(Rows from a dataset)

○ ○ ○ ○

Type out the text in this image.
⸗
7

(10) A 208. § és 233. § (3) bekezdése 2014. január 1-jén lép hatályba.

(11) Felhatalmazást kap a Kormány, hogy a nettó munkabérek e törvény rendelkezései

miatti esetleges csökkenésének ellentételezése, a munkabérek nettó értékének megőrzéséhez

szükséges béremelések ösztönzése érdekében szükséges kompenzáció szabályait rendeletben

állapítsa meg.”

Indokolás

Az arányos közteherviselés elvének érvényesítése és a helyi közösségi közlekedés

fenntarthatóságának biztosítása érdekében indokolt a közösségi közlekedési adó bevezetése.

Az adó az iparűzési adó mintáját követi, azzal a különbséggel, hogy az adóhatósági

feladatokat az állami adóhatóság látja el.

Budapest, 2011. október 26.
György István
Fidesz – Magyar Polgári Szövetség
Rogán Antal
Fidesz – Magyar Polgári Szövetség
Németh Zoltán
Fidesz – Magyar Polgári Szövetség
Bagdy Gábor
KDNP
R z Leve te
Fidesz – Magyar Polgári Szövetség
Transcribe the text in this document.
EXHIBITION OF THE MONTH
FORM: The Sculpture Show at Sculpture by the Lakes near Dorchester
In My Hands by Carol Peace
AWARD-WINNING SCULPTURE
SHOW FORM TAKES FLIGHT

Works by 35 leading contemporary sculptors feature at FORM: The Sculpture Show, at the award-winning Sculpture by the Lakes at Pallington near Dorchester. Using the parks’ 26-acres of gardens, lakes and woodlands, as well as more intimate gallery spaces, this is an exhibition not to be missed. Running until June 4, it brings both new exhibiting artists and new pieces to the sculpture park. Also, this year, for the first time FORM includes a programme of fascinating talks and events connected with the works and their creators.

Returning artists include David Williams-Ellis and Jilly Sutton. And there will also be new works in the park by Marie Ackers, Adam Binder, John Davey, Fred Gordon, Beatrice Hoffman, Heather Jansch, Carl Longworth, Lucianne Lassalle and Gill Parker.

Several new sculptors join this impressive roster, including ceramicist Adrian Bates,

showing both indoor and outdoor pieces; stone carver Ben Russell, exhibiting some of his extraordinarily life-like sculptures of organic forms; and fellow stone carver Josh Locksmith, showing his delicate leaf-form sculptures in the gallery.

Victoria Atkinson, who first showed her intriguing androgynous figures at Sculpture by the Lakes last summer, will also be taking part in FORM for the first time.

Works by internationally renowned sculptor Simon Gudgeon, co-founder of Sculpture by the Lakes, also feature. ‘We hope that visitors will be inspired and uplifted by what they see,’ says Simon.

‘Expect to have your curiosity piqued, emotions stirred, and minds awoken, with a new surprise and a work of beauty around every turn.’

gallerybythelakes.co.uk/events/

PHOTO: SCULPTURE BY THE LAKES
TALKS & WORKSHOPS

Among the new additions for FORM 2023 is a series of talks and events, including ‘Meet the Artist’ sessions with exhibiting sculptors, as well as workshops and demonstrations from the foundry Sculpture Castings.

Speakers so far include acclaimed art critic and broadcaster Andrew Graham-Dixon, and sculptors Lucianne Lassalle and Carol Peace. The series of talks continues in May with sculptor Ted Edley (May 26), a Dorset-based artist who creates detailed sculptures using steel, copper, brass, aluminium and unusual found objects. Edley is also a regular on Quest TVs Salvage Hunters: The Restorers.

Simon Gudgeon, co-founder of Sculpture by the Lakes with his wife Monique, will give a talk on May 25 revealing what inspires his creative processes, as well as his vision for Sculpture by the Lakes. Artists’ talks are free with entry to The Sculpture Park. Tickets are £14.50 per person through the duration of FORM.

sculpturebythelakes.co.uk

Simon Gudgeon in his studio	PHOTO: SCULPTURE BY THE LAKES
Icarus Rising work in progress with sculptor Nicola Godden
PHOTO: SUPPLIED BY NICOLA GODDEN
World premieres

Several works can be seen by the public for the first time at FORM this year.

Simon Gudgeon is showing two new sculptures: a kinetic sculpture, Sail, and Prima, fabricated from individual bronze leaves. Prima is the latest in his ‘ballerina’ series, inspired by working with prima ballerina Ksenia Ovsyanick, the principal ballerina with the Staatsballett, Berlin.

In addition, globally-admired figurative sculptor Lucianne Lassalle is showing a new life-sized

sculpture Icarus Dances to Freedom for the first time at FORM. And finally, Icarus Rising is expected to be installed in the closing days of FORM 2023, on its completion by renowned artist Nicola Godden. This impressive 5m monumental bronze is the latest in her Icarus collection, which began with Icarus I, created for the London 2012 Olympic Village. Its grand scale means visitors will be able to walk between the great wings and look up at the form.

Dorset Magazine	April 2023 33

○ ○ ○ ○

§ **Description of the task**
Collect from the data above every line that includes "nettó".

§ **Written reply**
(11) Felhatalmazást kap a Kormány, hogy a nettó munkabérek e törvény rendelkezései
miatti esetleges csökkenésének ellentételezése, a munkabérek nettó értékének megőrzéséhez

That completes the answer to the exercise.